Answer with one number: the count of lines in the listing below that hold the word "равные".

#### Dataset records

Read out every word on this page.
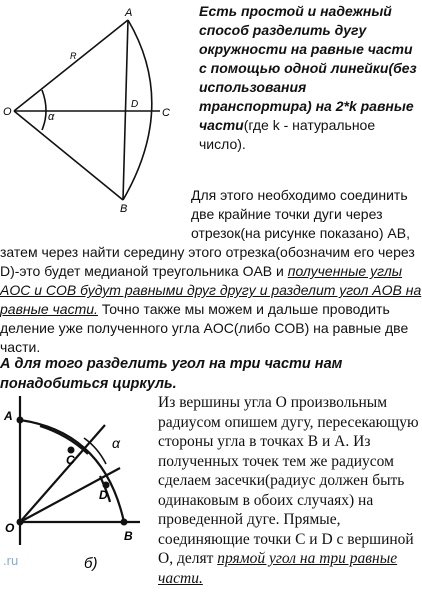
A
O	C
D
B
R
α
Есть простой и надежный способ разделить дугу окружности на равные части с помощью одной линейки(без использования транспортира) на 2*k равные части(где k - натуральное число).
Для этого необходимо соединить две крайние точки дуги через отрезок(на рисунке показано) AB, затем через найти середину этого отрезка(обозначим его через D)-это будет медианой треугольника OAB и полученные углы AOC и COB будут равными друг другу и разделит угол AOB на равные части. Точно также мы можем и дальше проводить деление уже полученного угла AOC(либо COB) на равные две части.
А для того разделить угол на три части нам понадобиться циркуль.
A
C
D
O
B
α
б)
.ru
Из вершины угла O произвольным радиусом опишем дугу, пересекающую стороны угла в точках B и A. Из полученных точек тем же радиусом сделаем засечки(радиус должен быть одинаковым в обоих случаях) на проведенной дуге. Прямые, соединяющие точки C и D с вершиной O, делят прямой угол на три равные части.
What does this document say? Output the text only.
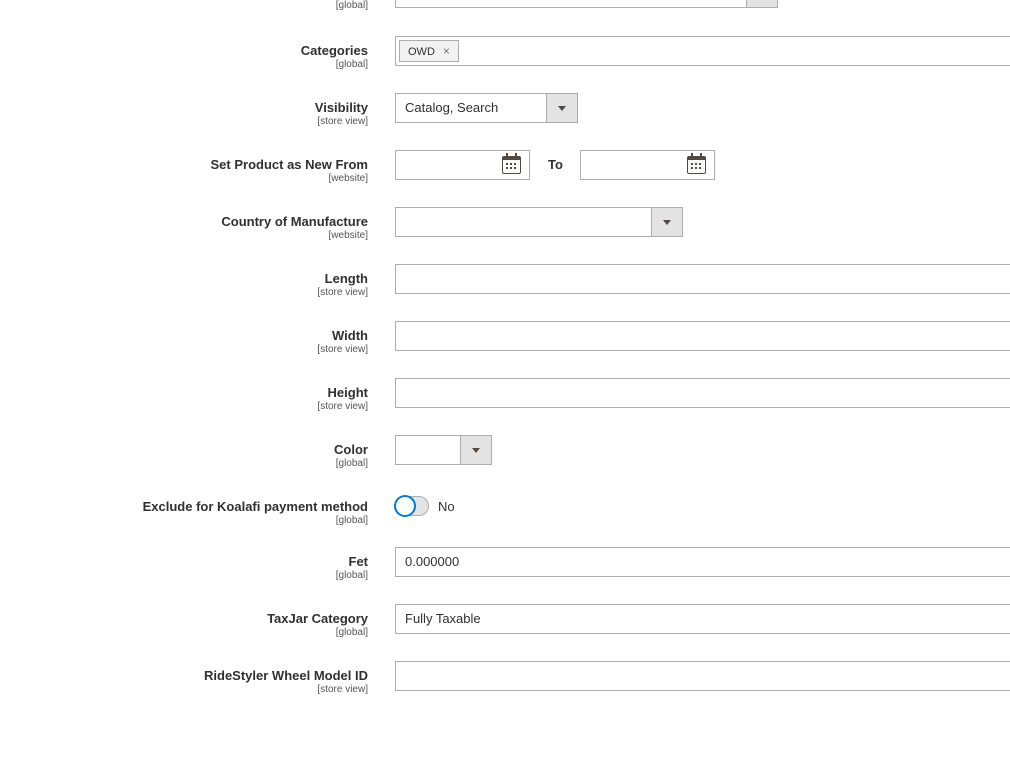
[global]
Categories
[global]
OWD ×
Visibility
[store view]
Catalog, Search
Set Product as New From
[website]
To
Country of Manufacture
[website]
Length
[store view]
Width
[store view]
Height
[store view]
Color
[global]
Exclude for Koalafi payment method
[global]
No
Fet
[global]
0.000000
TaxJar Category
[global]
Fully Taxable
RideStyler Wheel Model ID
[store view]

########

▶ **Solved problem**:
3